[Dataset excerpts]
——————
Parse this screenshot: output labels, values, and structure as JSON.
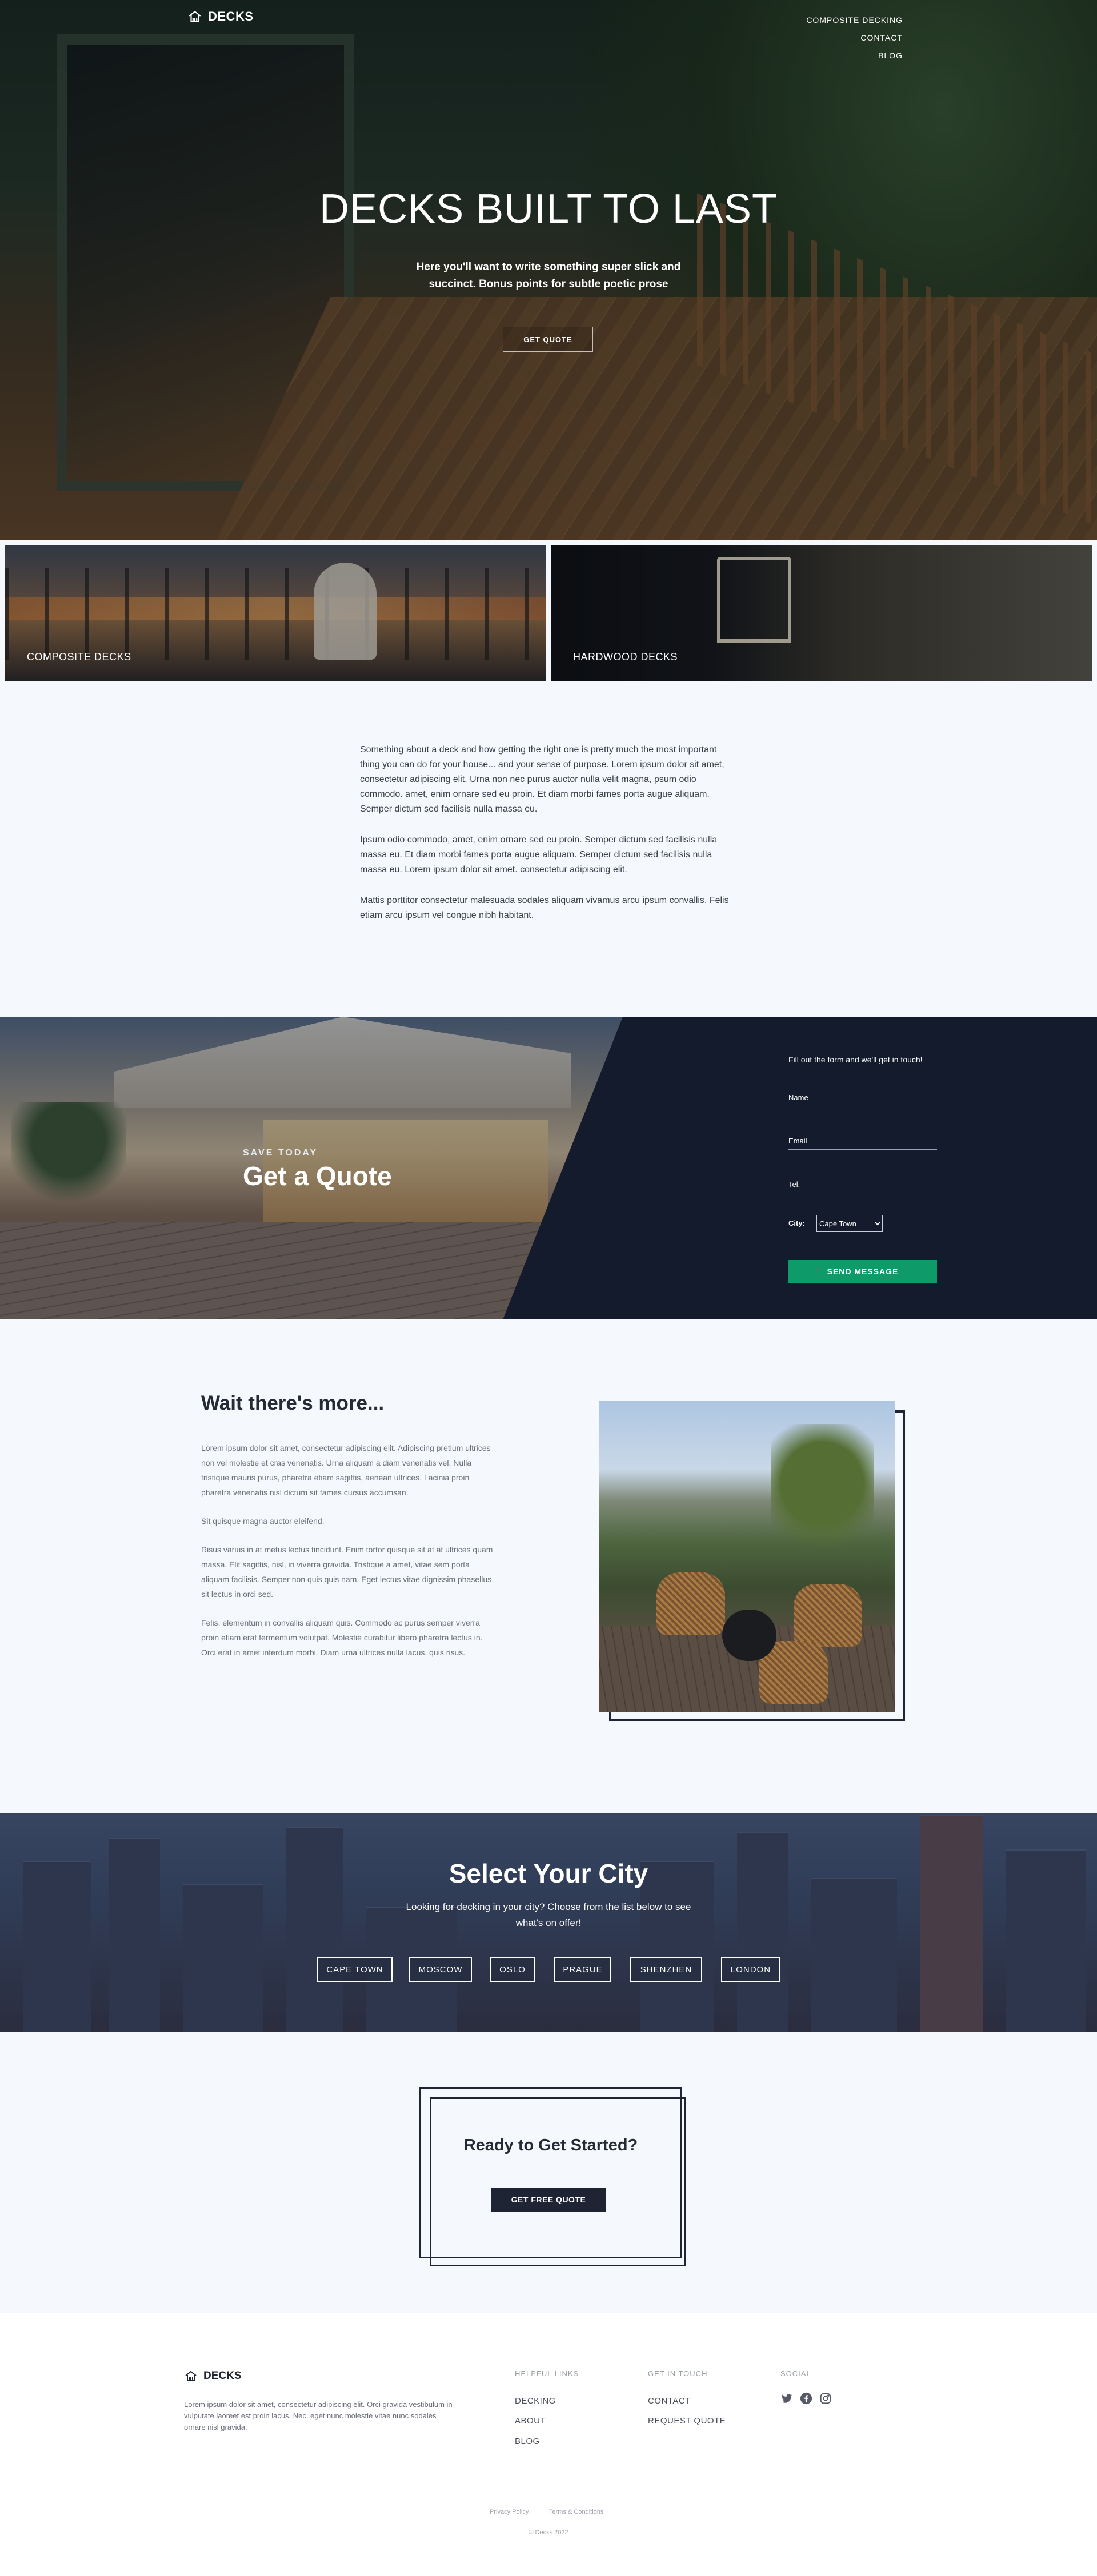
{
  "brand": {
    "name": "DECKS"
  },
  "nav": {
    "items": [
      "COMPOSITE DECKING",
      "CONTACT",
      "BLOG"
    ]
  },
  "hero": {
    "title": "DECKS BUILT TO LAST",
    "subtitle": "Here you'll want to write something super slick and succinct. Bonus points for subtle poetic prose",
    "button": "GET QUOTE"
  },
  "tiles": [
    {
      "label": "COMPOSITE DECKS"
    },
    {
      "label": "HARDWOOD DECKS"
    }
  ],
  "intro": {
    "paragraphs": [
      "Something about a deck and how getting the right one is pretty much the most important thing you can do for your house... and your sense of purpose. Lorem ipsum dolor sit amet, consectetur adipiscing elit. Urna non nec purus auctor nulla velit magna, psum odio commodo. amet, enim ornare sed eu proin. Et diam morbi fames porta augue aliquam. Semper dictum sed facilisis nulla massa eu.",
      "Ipsum odio commodo, amet, enim ornare sed eu proin. Semper dictum sed facilisis nulla massa eu. Et diam morbi fames porta augue aliquam. Semper dictum sed facilisis nulla massa eu. Lorem ipsum dolor sit amet. consectetur adipiscing elit.",
      "Mattis porttitor consectetur malesuada sodales aliquam vivamus arcu ipsum convallis. Felis etiam arcu ipsum vel congue nibh habitant."
    ]
  },
  "quote": {
    "eyebrow": "SAVE TODAY",
    "title": "Get a Quote",
    "form_intro": "Fill out the form and we'll get in touch!",
    "name_placeholder": "Name",
    "email_placeholder": "Email",
    "tel_placeholder": "Tel.",
    "city_label": "City:",
    "city_selected": "Cape Town",
    "submit": "SEND MESSAGE"
  },
  "more": {
    "title": "Wait there's more...",
    "paragraphs": [
      "Lorem ipsum dolor sit amet, consectetur adipiscing elit. Adipiscing pretium ultrices non vel molestie et cras venenatis. Urna aliquam a diam venenatis vel. Nulla tristique mauris purus, pharetra etiam sagittis, aenean ultrices. Lacinia proin pharetra venenatis nisl dictum sit fames cursus accumsan.",
      "Sit quisque magna auctor eleifend.",
      "Risus varius in at metus lectus tincidunt. Enim tortor quisque sit at at ultrices quam massa. Elit sagittis, nisl, in viverra gravida. Tristique a amet, vitae sem porta aliquam facilisis. Semper non quis quis nam. Eget lectus vitae dignissim phasellus sit lectus in orci sed.",
      "Felis, elementum in convallis aliquam quis. Commodo ac purus semper viverra proin etiam erat fermentum volutpat. Molestie curabitur libero pharetra lectus in. Orci erat in amet interdum morbi. Diam urna ultrices nulla lacus, quis risus."
    ]
  },
  "city": {
    "title": "Select Your City",
    "subtitle": "Looking for decking in your city? Choose from the list below to see what's on offer!",
    "buttons": [
      "CAPE TOWN",
      "MOSCOW",
      "OSLO",
      "PRAGUE",
      "SHENZHEN",
      "LONDON"
    ]
  },
  "cta": {
    "title": "Ready to Get Started?",
    "button": "GET FREE QUOTE"
  },
  "footer": {
    "about": "Lorem ipsum dolor sit amet, consectetur adipiscing elit. Orci gravida vestibulum in vulputate laoreet est proin lacus. Nec. eget nunc molestie vitae nunc sodales ornare nisl gravida.",
    "helpful_title": "HELPFUL LINKS",
    "helpful_links": [
      "DECKING",
      "ABOUT",
      "BLOG"
    ],
    "touch_title": "GET IN TOUCH",
    "touch_links": [
      "CONTACT",
      "REQUEST QUOTE"
    ],
    "social_title": "SOCIAL",
    "social_icons": [
      "twitter-icon",
      "facebook-icon",
      "instagram-icon"
    ],
    "privacy": "Privacy Policy",
    "terms": "Terms & Conditions",
    "copyright": "© Decks 2022"
  }
}
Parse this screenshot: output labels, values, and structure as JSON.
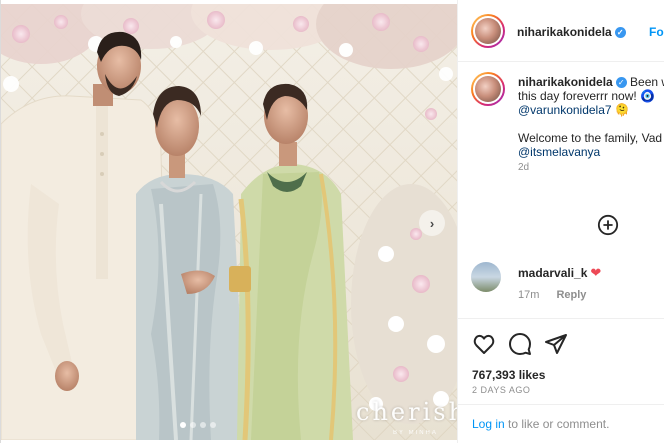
{
  "post": {
    "author": "niharikakonidela",
    "follow_label": "Follo",
    "photo_watermark": "cherish",
    "photo_watermark_sub": "BY MINHA",
    "carousel": {
      "dot_count": 4,
      "active_index": 0
    },
    "caption": {
      "author": "niharikakonidela",
      "line1": "Been w",
      "line2": "this day foreverrr now!",
      "emoji1": "🧿",
      "mention1": "@varunkonidela7",
      "emoji2": "🫠",
      "line4": "Welcome to the family, Vad",
      "mention2": "@itsmelavanya",
      "time": "2d"
    },
    "comment": {
      "user": "madarvali_k",
      "heart": "❤",
      "time": "17m",
      "reply_label": "Reply"
    },
    "likes": "767,393 likes",
    "date": "2 DAYS AGO",
    "login": {
      "link": "Log in",
      "rest": "to like or comment."
    }
  },
  "icons": {
    "verified": "verified-badge-icon",
    "add": "add-comment-circle-icon",
    "like": "heart-outline-icon",
    "comment": "speech-bubble-icon",
    "share": "paper-plane-icon",
    "next": "chevron-right-icon"
  },
  "colors": {
    "link_blue": "#0095f6",
    "mention_blue": "#00376b",
    "muted": "#8e8e8e",
    "heart_red": "#ed4956",
    "verified_blue": "#3897f0"
  }
}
——————
DIRECTION - Pull out every line holding "adipiscing" from the records above, and copy it.

FINAL ANSWER -
      "Something about a deck and how getting the right one is pretty much the most important thing you can do for your house... and your sense of purpose. Lorem ipsum dolor sit amet, consectetur adipiscing elit. Urna non nec purus auctor nulla velit magna, psum odio commodo. amet, enim ornare sed eu proin. Et diam morbi fames porta augue aliquam. Semper dictum sed facilisis nulla massa eu.",
      "Ipsum odio commodo, amet, enim ornare sed eu proin. Semper dictum sed facilisis nulla massa eu. Et diam morbi fames porta augue aliquam. Semper dictum sed facilisis nulla massa eu. Lorem ipsum dolor sit amet. consectetur adipiscing elit.",
      "Lorem ipsum dolor sit amet, consectetur adipiscing elit. Adipiscing pretium ultrices non vel molestie et cras venenatis. Urna aliquam a diam venenatis vel. Nulla tristique mauris purus, pharetra etiam sagittis, aenean ultrices. Lacinia proin pharetra venenatis nisl dictum sit fames cursus accumsan.",
    "about": "Lorem ipsum dolor sit amet, consectetur adipiscing elit. Orci gravida vestibulum in vulputate laoreet est proin lacus. Nec. eget nunc molestie vitae nunc sodales ornare nisl gravida.",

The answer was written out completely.